▶ Exercise task
Copy out the listing that follows, exact in every word, and skip the images.

+++++

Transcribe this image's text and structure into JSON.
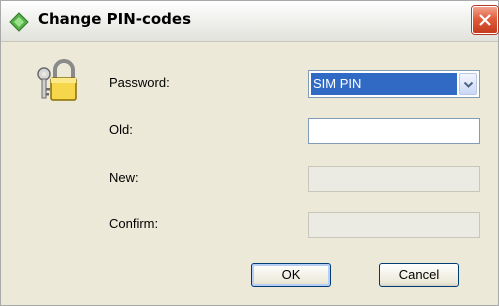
{
  "window": {
    "title": "Change PIN-codes",
    "icon": "diamond-app-icon",
    "close_icon": "close-icon"
  },
  "form": {
    "lock_icon": "lock-keys-icon",
    "password_label": "Password:",
    "password_selected": "SIM PIN",
    "old_label": "Old:",
    "old_value": "",
    "new_label": "New:",
    "new_value": "",
    "confirm_label": "Confirm:",
    "confirm_value": ""
  },
  "buttons": {
    "ok_label": "OK",
    "cancel_label": "Cancel"
  },
  "colors": {
    "selection": "#316ac5",
    "close_button": "#e25c3b",
    "dialog_bg": "#ece9d8"
  }
}
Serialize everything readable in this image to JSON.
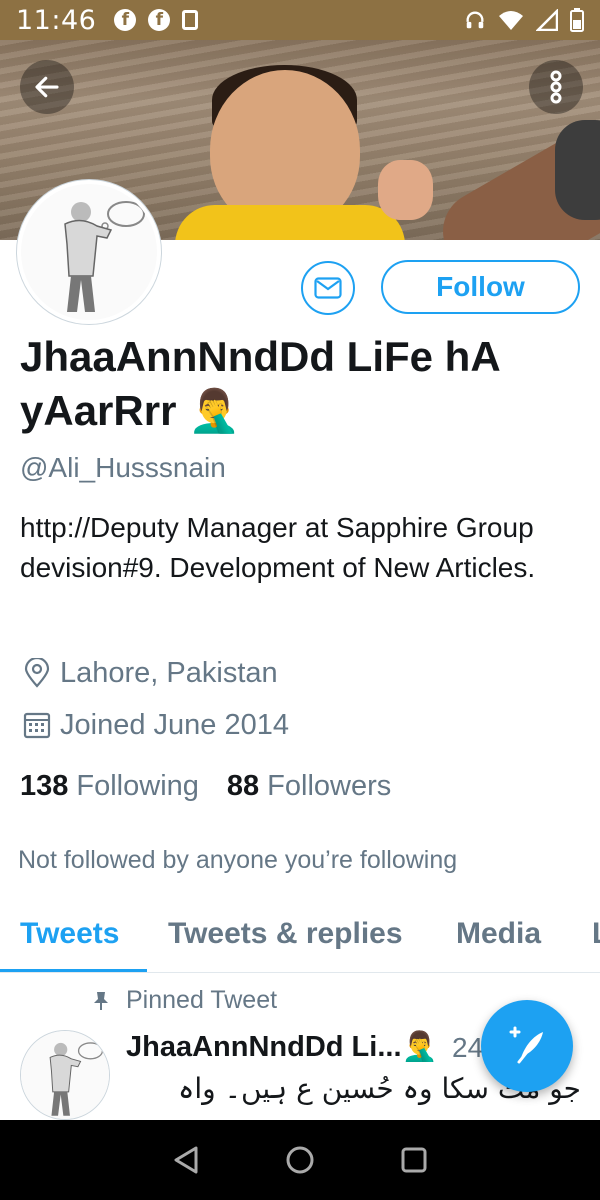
{
  "status_bar": {
    "time": "11:46"
  },
  "profile": {
    "follow_label": "Follow",
    "name": "JhaaAnnNndDd LiFe hA yAarRrr",
    "emoji": "🤦‍♂️",
    "handle": "@Ali_Husssnain",
    "bio": "http://Deputy Manager at Sapphire Group devision#9. Development of New Articles.",
    "location": "Lahore, Pakistan",
    "joined": "Joined June 2014",
    "following_count": "138",
    "following_label": "Following",
    "followers_count": "88",
    "followers_label": "Followers",
    "not_followed": "Not followed by anyone you’re following"
  },
  "tabs": [
    {
      "label": "Tweets",
      "active": true
    },
    {
      "label": "Tweets & replies",
      "active": false
    },
    {
      "label": "Media",
      "active": false
    },
    {
      "label": "L",
      "active": false
    }
  ],
  "pinned_tweet": {
    "pinned_label": "Pinned Tweet",
    "name": "JhaaAnnNndDd Li...",
    "emoji": "🤦‍♂️",
    "meta": "24",
    "text": "جو مٹ سکا وہ حُسین ع ہیں۔ واہ"
  },
  "colors": {
    "accent": "#1da1f2",
    "status_bar": "#8d7143",
    "muted": "#657786"
  }
}
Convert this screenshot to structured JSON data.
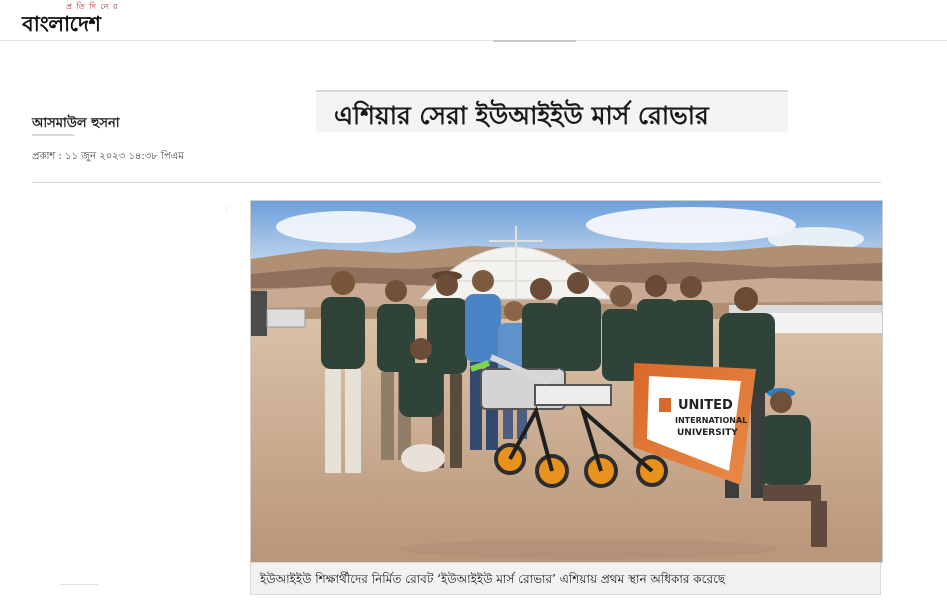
{
  "masthead": {
    "top_text": "প্র তি দি নে র",
    "main_text": "বাংলাদেশ"
  },
  "article": {
    "headline": "এশিয়ার সেরা ইউআইইউ মার্স রোভার",
    "author": "আসমাউল হুসনা",
    "published": "প্রকাশ : ১১ জুন ২০২৩ ১৪:৩৮ পিএম"
  },
  "photo": {
    "flag_text": [
      "UNITED",
      "INTERNATIONAL",
      "UNIVERSITY"
    ],
    "colors": {
      "sky": "#8db8e8",
      "dome": "#f1f1ef",
      "hills": "#b59573",
      "ground": "#c8a486",
      "jersey": "#2f4338",
      "flag_orange": "#e1732a"
    }
  },
  "caption": "ইউআইইউ শিক্ষার্থীদের নির্মিত রোবট ‘ইউআইইউ মার্স রোভার’ এশিয়ায় প্রথম স্থান অধিকার করেছে"
}
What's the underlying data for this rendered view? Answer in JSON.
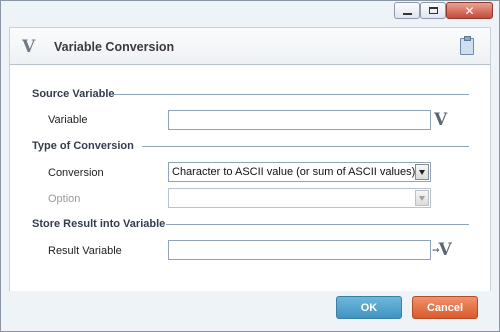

+++++

▶ Reply to the exercise
Transcribe this image's text and structure into JSON.
{
  "window": {
    "title": "Change PIN-codes",
    "icon": "diamond-app-icon",
    "close_icon": "close-icon"
  },
  "form": {
    "lock_icon": "lock-keys-icon",
    "password_label": "Password:",
    "password_selected": "SIM PIN",
    "old_label": "Old:",
    "old_value": "",
    "new_label": "New:",
    "new_value": "",
    "confirm_label": "Confirm:",
    "confirm_value": ""
  },
  "buttons": {
    "ok_label": "OK",
    "cancel_label": "Cancel"
  },
  "colors": {
    "selection": "#316ac5",
    "close_button": "#e25c3b",
    "dialog_bg": "#ece9d8"
  }
}
Serialize everything readable in this image to JSON.
{
  "status_bar": {
    "time": "11:46"
  },
  "profile": {
    "follow_label": "Follow",
    "name": "JhaaAnnNndDd LiFe hA yAarRrr",
    "emoji": "🤦‍♂️",
    "handle": "@Ali_Husssnain",
    "bio": "http://Deputy Manager at Sapphire Group devision#9. Development of New Articles.",
    "location": "Lahore, Pakistan",
    "joined": "Joined June 2014",
    "following_count": "138",
    "following_label": "Following",
    "followers_count": "88",
    "followers_label": "Followers",
    "not_followed": "Not followed by anyone you’re following"
  },
  "tabs": [
    {
      "label": "Tweets",
      "active": true
    },
    {
      "label": "Tweets & replies",
      "active": false
    },
    {
      "label": "Media",
      "active": false
    },
    {
      "label": "L",
      "active": false
    }
  ],
  "pinned_tweet": {
    "pinned_label": "Pinned Tweet",
    "name": "JhaaAnnNndDd Li...",
    "emoji": "🤦‍♂️",
    "meta": "24",
    "text": "جو مٹ سکا وہ حُسین ع ہیں۔ واہ"
  },
  "colors": {
    "accent": "#1da1f2",
    "status_bar": "#8d7143",
    "muted": "#657786"
  }
}
Convert this screenshot to structured JSON data.
{
  "masthead": {
    "top_text": "প্র তি দি নে র",
    "main_text": "বাংলাদেশ"
  },
  "article": {
    "headline": "এশিয়ার সেরা ইউআইইউ মার্স রোভার",
    "author": "আসমাউল হুসনা",
    "published": "প্রকাশ : ১১ জুন ২০২৩ ১৪:৩৮ পিএম"
  },
  "photo": {
    "flag_text": [
      "UNITED",
      "INTERNATIONAL",
      "UNIVERSITY"
    ],
    "colors": {
      "sky": "#8db8e8",
      "dome": "#f1f1ef",
      "hills": "#b59573",
      "ground": "#c8a486",
      "jersey": "#2f4338",
      "flag_orange": "#e1732a"
    }
  },
  "caption": "ইউআইইউ শিক্ষার্থীদের নির্মিত রোবট ‘ইউআইইউ মার্স রোভার’ এশিয়ায় প্রথম স্থান অধিকার করেছে"
}
What's the underlying data for this rendered view? Answer in JSON.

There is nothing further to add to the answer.